Data records

^^^^

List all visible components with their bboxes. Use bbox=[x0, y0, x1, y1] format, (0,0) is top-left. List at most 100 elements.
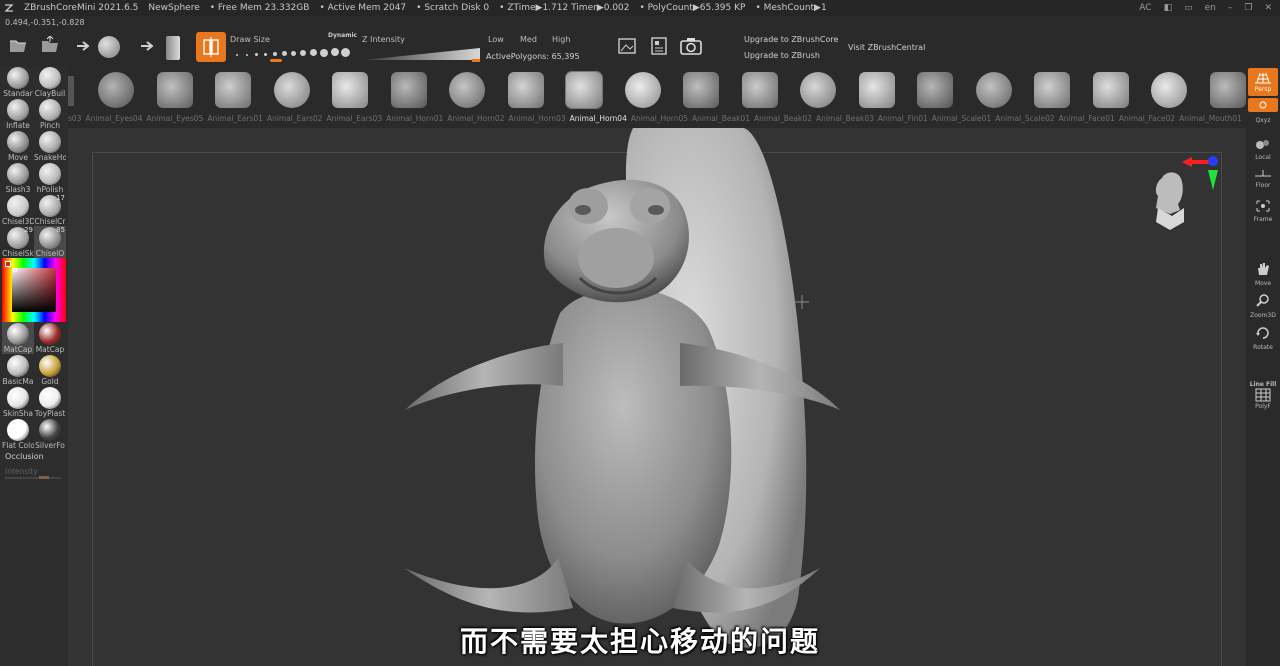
navigation-gizmo[interactable] bbox=[1146, 154, 1218, 238]
brush-name-label[interactable]: Animal_Horn04 bbox=[570, 114, 627, 123]
brush-name-label[interactable]: Animal_Horn03 bbox=[508, 114, 565, 123]
frame-button[interactable]: Frame bbox=[1248, 200, 1278, 223]
material-slot[interactable]: Flat Colo bbox=[2, 418, 34, 450]
brush-thumbnail[interactable] bbox=[1092, 72, 1129, 108]
brush-thumbnail[interactable] bbox=[1034, 72, 1070, 108]
window-layout-icon[interactable]: ◧ bbox=[1164, 3, 1173, 13]
brush-thumbnail[interactable] bbox=[273, 72, 310, 108]
brush-name-label[interactable]: Animal_Ears02 bbox=[267, 114, 323, 123]
brush-name-label[interactable]: Animal_Horn01 bbox=[386, 114, 443, 123]
brush-slot[interactable]: Pinch bbox=[34, 98, 66, 130]
qxyz-button[interactable]: Qxyz bbox=[1248, 116, 1278, 124]
brush-thumbnail[interactable] bbox=[741, 72, 778, 108]
persp-button[interactable]: Persp bbox=[1248, 68, 1278, 96]
brush-name-label[interactable]: Animal_Fin01 bbox=[878, 114, 928, 123]
brush-thumbnail[interactable] bbox=[1151, 72, 1187, 108]
brush-thumbnail[interactable] bbox=[156, 72, 193, 108]
brush-slot[interactable]: Standar bbox=[2, 66, 34, 98]
open-folder-icon[interactable] bbox=[8, 36, 28, 54]
brush-slot[interactable]: SnakeHo bbox=[34, 130, 66, 162]
brush-thumbnail[interactable] bbox=[624, 72, 661, 108]
arrow-right-icon-2[interactable] bbox=[140, 40, 156, 52]
brush-thumbnail[interactable] bbox=[98, 72, 134, 108]
cylinder-tool-icon[interactable] bbox=[166, 36, 180, 60]
brush-slot[interactable]: Slash3 bbox=[2, 162, 34, 194]
brush-slot[interactable]: ChiselO 85 bbox=[34, 226, 66, 258]
lang-label[interactable]: en bbox=[1205, 3, 1216, 13]
brush-name-label[interactable]: Animal_Beak01 bbox=[692, 114, 750, 123]
brush-slot[interactable]: ChiselSk 29 bbox=[2, 226, 34, 258]
brush-thumbnail[interactable] bbox=[449, 72, 485, 108]
dynamic-label[interactable]: Dynamic bbox=[328, 32, 357, 39]
brush-name-label[interactable]: Animal_Beak03 bbox=[816, 114, 874, 123]
brush-slot[interactable]: ChiselCr 17 bbox=[34, 194, 66, 226]
brush-thumbnail[interactable] bbox=[215, 72, 251, 108]
brush-name-label[interactable]: Animal_Face01 bbox=[1059, 114, 1115, 123]
brush-thumbnail[interactable] bbox=[858, 72, 895, 108]
color-picker-square[interactable] bbox=[12, 268, 56, 312]
upgrade-zbrush-link[interactable]: Upgrade to ZBrush bbox=[744, 51, 820, 60]
brush-thumbnail[interactable] bbox=[566, 72, 602, 108]
restore-icon[interactable]: ❐ bbox=[1244, 3, 1252, 13]
brush-thumbnail[interactable] bbox=[683, 72, 719, 108]
head-gizmo-icon[interactable] bbox=[1155, 172, 1183, 214]
arrow-right-icon[interactable] bbox=[76, 40, 92, 52]
brush-name-label[interactable]: Animal_Eyes04 bbox=[85, 114, 142, 123]
material-slot[interactable]: SkinSha bbox=[2, 386, 34, 418]
brush-thumbnail[interactable] bbox=[800, 72, 836, 108]
brush-thumbnail[interactable] bbox=[507, 72, 544, 108]
brush-name-label[interactable]: Animal_Scale02 bbox=[995, 114, 1054, 123]
camera-icon[interactable] bbox=[680, 36, 702, 56]
material-slot[interactable]: MatCap bbox=[2, 322, 34, 354]
brush-name-label[interactable]: Animal_Mouth01 bbox=[1179, 114, 1242, 123]
save-folder-icon[interactable] bbox=[40, 36, 60, 54]
brush-name-label[interactable]: Animal_Scale01 bbox=[932, 114, 991, 123]
material-slot[interactable]: SilverFo bbox=[34, 418, 66, 450]
rotate-button[interactable]: Rotate bbox=[1248, 326, 1278, 351]
material-slot[interactable]: Gold bbox=[34, 354, 66, 386]
document-name[interactable]: NewSphere bbox=[148, 3, 199, 13]
material-slot[interactable]: ToyPlast bbox=[34, 386, 66, 418]
brush-slot[interactable]: hPolish bbox=[34, 162, 66, 194]
brush-name-label[interactable]: Animal_Horn05 bbox=[631, 114, 688, 123]
high-button[interactable]: High bbox=[552, 35, 570, 44]
brush-strip-scrollbar-left[interactable] bbox=[68, 76, 74, 106]
floor-button[interactable]: Floor bbox=[1248, 168, 1278, 189]
screen-icon[interactable]: ▭ bbox=[1184, 3, 1193, 13]
viewport-canvas[interactable] bbox=[68, 128, 1246, 666]
brush-name-label[interactable]: Animal_Face02 bbox=[1119, 114, 1175, 123]
brush-slot[interactable]: Chisel3D bbox=[2, 194, 34, 226]
occlusion-label[interactable]: Occlusion bbox=[5, 452, 44, 461]
local-button[interactable]: Local bbox=[1248, 138, 1278, 161]
close-icon[interactable]: ✕ bbox=[1264, 3, 1272, 13]
brush-name-label[interactable]: Animal_Ears03 bbox=[327, 114, 383, 123]
low-button[interactable]: Low bbox=[488, 35, 504, 44]
brush-slot[interactable]: Move bbox=[2, 130, 34, 162]
ac-label[interactable]: AC bbox=[1139, 3, 1151, 13]
material-slot[interactable]: BasicMa bbox=[2, 354, 34, 386]
main-color-swatch[interactable] bbox=[5, 261, 11, 267]
brush-name-label[interactable]: Animal_Eyes05 bbox=[146, 114, 203, 123]
brush-name-label[interactable]: Animal_Ears01 bbox=[207, 114, 263, 123]
image-icon[interactable] bbox=[618, 38, 636, 54]
sphere-tool-icon[interactable] bbox=[98, 36, 120, 58]
sculpt-model[interactable] bbox=[68, 128, 1246, 666]
brush-thumbnail[interactable] bbox=[332, 72, 368, 108]
brush-name-label[interactable]: s03 bbox=[68, 114, 81, 123]
minimize-icon[interactable]: – bbox=[1228, 3, 1233, 13]
document-icon[interactable] bbox=[650, 37, 668, 55]
brush-name-label[interactable]: Animal_Horn02 bbox=[447, 114, 504, 123]
intensity-slider[interactable] bbox=[5, 476, 61, 479]
upgrade-zbrushcore-link[interactable]: Upgrade to ZBrushCore bbox=[744, 35, 838, 44]
material-slot[interactable]: MatCap bbox=[34, 322, 66, 354]
visit-zbrushcentral-link[interactable]: Visit ZBrushCentral bbox=[848, 43, 925, 52]
brush-slot[interactable]: ClayBuil bbox=[34, 66, 66, 98]
z-intensity-slider[interactable] bbox=[364, 46, 482, 62]
zoom3d-button[interactable]: Zoom3D bbox=[1248, 294, 1278, 319]
med-button[interactable]: Med bbox=[520, 35, 537, 44]
color-picker[interactable] bbox=[2, 258, 66, 322]
brush-thumbnail[interactable] bbox=[390, 72, 427, 108]
brush-name-label[interactable]: Animal_Beak02 bbox=[754, 114, 812, 123]
brush-thumbnail[interactable] bbox=[917, 72, 953, 108]
brush-slot[interactable]: Inflate bbox=[2, 98, 34, 130]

^^^^

YOUR TASK: Rewrite every item above with "brush-name-label" swapped for "brush-title-label", changing nothing else and leaving out the pictures.

RESULT OF THIS EXERCISE:
List all visible components with their bboxes. Use bbox=[x0, y0, x1, y1] format, (0,0) is top-left. List at most 100 elements.
navigation-gizmo[interactable] bbox=[1146, 154, 1218, 238]
brush-title-label[interactable]: Animal_Horn04 bbox=[570, 114, 627, 123]
brush-title-label[interactable]: Animal_Horn03 bbox=[508, 114, 565, 123]
frame-button[interactable]: Frame bbox=[1248, 200, 1278, 223]
material-slot[interactable]: Flat Colo bbox=[2, 418, 34, 450]
brush-thumbnail[interactable] bbox=[1092, 72, 1129, 108]
brush-thumbnail[interactable] bbox=[1034, 72, 1070, 108]
window-layout-icon[interactable]: ◧ bbox=[1164, 3, 1173, 13]
brush-thumbnail[interactable] bbox=[273, 72, 310, 108]
brush-title-label[interactable]: Animal_Ears02 bbox=[267, 114, 323, 123]
brush-title-label[interactable]: Animal_Horn01 bbox=[386, 114, 443, 123]
brush-slot[interactable]: Pinch bbox=[34, 98, 66, 130]
qxyz-button[interactable]: Qxyz bbox=[1248, 116, 1278, 124]
brush-thumbnail[interactable] bbox=[741, 72, 778, 108]
persp-button[interactable]: Persp bbox=[1248, 68, 1278, 96]
brush-title-label[interactable]: Animal_Fin01 bbox=[878, 114, 928, 123]
brush-thumbnail[interactable] bbox=[1151, 72, 1187, 108]
brush-thumbnail[interactable] bbox=[156, 72, 193, 108]
brush-slot[interactable]: Standar bbox=[2, 66, 34, 98]
open-folder-icon[interactable] bbox=[8, 36, 28, 54]
brush-slot[interactable]: SnakeHo bbox=[34, 130, 66, 162]
brush-thumbnail[interactable] bbox=[624, 72, 661, 108]
arrow-right-icon-2[interactable] bbox=[140, 40, 156, 52]
brush-thumbnail[interactable] bbox=[98, 72, 134, 108]
cylinder-tool-icon[interactable] bbox=[166, 36, 180, 60]
brush-slot[interactable]: Slash3 bbox=[2, 162, 34, 194]
brush-slot[interactable]: ChiselO 85 bbox=[34, 226, 66, 258]
lang-label[interactable]: en bbox=[1205, 3, 1216, 13]
brush-title-label[interactable]: Animal_Beak01 bbox=[692, 114, 750, 123]
brush-slot[interactable]: ChiselSk 29 bbox=[2, 226, 34, 258]
brush-thumbnail[interactable] bbox=[449, 72, 485, 108]
dynamic-label[interactable]: Dynamic bbox=[328, 32, 357, 39]
brush-title-label[interactable]: Animal_Beak03 bbox=[816, 114, 874, 123]
brush-slot[interactable]: ChiselCr 17 bbox=[34, 194, 66, 226]
brush-thumbnail[interactable] bbox=[215, 72, 251, 108]
brush-title-label[interactable]: Animal_Face01 bbox=[1059, 114, 1115, 123]
brush-thumbnail[interactable] bbox=[858, 72, 895, 108]
color-picker-square[interactable] bbox=[12, 268, 56, 312]
upgrade-zbrush-link[interactable]: Upgrade to ZBrush bbox=[744, 51, 820, 60]
brush-thumbnail[interactable] bbox=[566, 72, 602, 108]
restore-icon[interactable]: ❐ bbox=[1244, 3, 1252, 13]
brush-thumbnail[interactable] bbox=[683, 72, 719, 108]
head-gizmo-icon[interactable] bbox=[1155, 172, 1183, 214]
arrow-right-icon[interactable] bbox=[76, 40, 92, 52]
brush-title-label[interactable]: Animal_Eyes04 bbox=[85, 114, 142, 123]
material-slot[interactable]: SkinSha bbox=[2, 386, 34, 418]
brush-thumbnail[interactable] bbox=[800, 72, 836, 108]
brush-thumbnail[interactable] bbox=[507, 72, 544, 108]
brush-title-label[interactable]: Animal_Scale02 bbox=[995, 114, 1054, 123]
camera-icon[interactable] bbox=[680, 36, 702, 56]
material-slot[interactable]: MatCap bbox=[2, 322, 34, 354]
brush-title-label[interactable]: Animal_Mouth01 bbox=[1179, 114, 1242, 123]
save-folder-icon[interactable] bbox=[40, 36, 60, 54]
brush-title-label[interactable]: Animal_Scale01 bbox=[932, 114, 991, 123]
material-slot[interactable]: SilverFo bbox=[34, 418, 66, 450]
rotate-button[interactable]: Rotate bbox=[1248, 326, 1278, 351]
material-slot[interactable]: Gold bbox=[34, 354, 66, 386]
document-name[interactable]: NewSphere bbox=[148, 3, 199, 13]
material-slot[interactable]: ToyPlast bbox=[34, 386, 66, 418]
brush-slot[interactable]: hPolish bbox=[34, 162, 66, 194]
brush-title-label[interactable]: Animal_Horn05 bbox=[631, 114, 688, 123]
high-button[interactable]: High bbox=[552, 35, 570, 44]
brush-strip-scrollbar-left[interactable] bbox=[68, 76, 74, 106]
floor-button[interactable]: Floor bbox=[1248, 168, 1278, 189]
screen-icon[interactable]: ▭ bbox=[1184, 3, 1193, 13]
viewport-canvas[interactable] bbox=[68, 128, 1246, 666]
brush-title-label[interactable]: Animal_Face02 bbox=[1119, 114, 1175, 123]
brush-slot[interactable]: Chisel3D bbox=[2, 194, 34, 226]
occlusion-label[interactable]: Occlusion bbox=[5, 452, 44, 461]
local-button[interactable]: Local bbox=[1248, 138, 1278, 161]
close-icon[interactable]: ✕ bbox=[1264, 3, 1272, 13]
brush-title-label[interactable]: Animal_Ears03 bbox=[327, 114, 383, 123]
low-button[interactable]: Low bbox=[488, 35, 504, 44]
brush-slot[interactable]: Move bbox=[2, 130, 34, 162]
ac-label[interactable]: AC bbox=[1139, 3, 1151, 13]
material-slot[interactable]: BasicMa bbox=[2, 354, 34, 386]
main-color-swatch[interactable] bbox=[5, 261, 11, 267]
brush-title-label[interactable]: Animal_Eyes05 bbox=[146, 114, 203, 123]
brush-title-label[interactable]: Animal_Ears01 bbox=[207, 114, 263, 123]
image-icon[interactable] bbox=[618, 38, 636, 54]
sphere-tool-icon[interactable] bbox=[98, 36, 120, 58]
sculpt-model[interactable] bbox=[68, 128, 1246, 666]
brush-thumbnail[interactable] bbox=[332, 72, 368, 108]
brush-title-label[interactable]: s03 bbox=[68, 114, 81, 123]
minimize-icon[interactable]: – bbox=[1228, 3, 1233, 13]
document-icon[interactable] bbox=[650, 37, 668, 55]
brush-title-label[interactable]: Animal_Horn02 bbox=[447, 114, 504, 123]
intensity-slider[interactable] bbox=[5, 476, 61, 479]
upgrade-zbrushcore-link[interactable]: Upgrade to ZBrushCore bbox=[744, 35, 838, 44]
material-slot[interactable]: MatCap bbox=[34, 322, 66, 354]
visit-zbrushcentral-link[interactable]: Visit ZBrushCentral bbox=[848, 43, 925, 52]
brush-slot[interactable]: ClayBuil bbox=[34, 66, 66, 98]
z-intensity-slider[interactable] bbox=[364, 46, 482, 62]
zoom3d-button[interactable]: Zoom3D bbox=[1248, 294, 1278, 319]
med-button[interactable]: Med bbox=[520, 35, 537, 44]
color-picker[interactable] bbox=[2, 258, 66, 322]
brush-thumbnail[interactable] bbox=[390, 72, 427, 108]
brush-title-label[interactable]: Animal_Beak02 bbox=[754, 114, 812, 123]
brush-thumbnail[interactable] bbox=[917, 72, 953, 108]
brush-slot[interactable]: Inflate bbox=[2, 98, 34, 130]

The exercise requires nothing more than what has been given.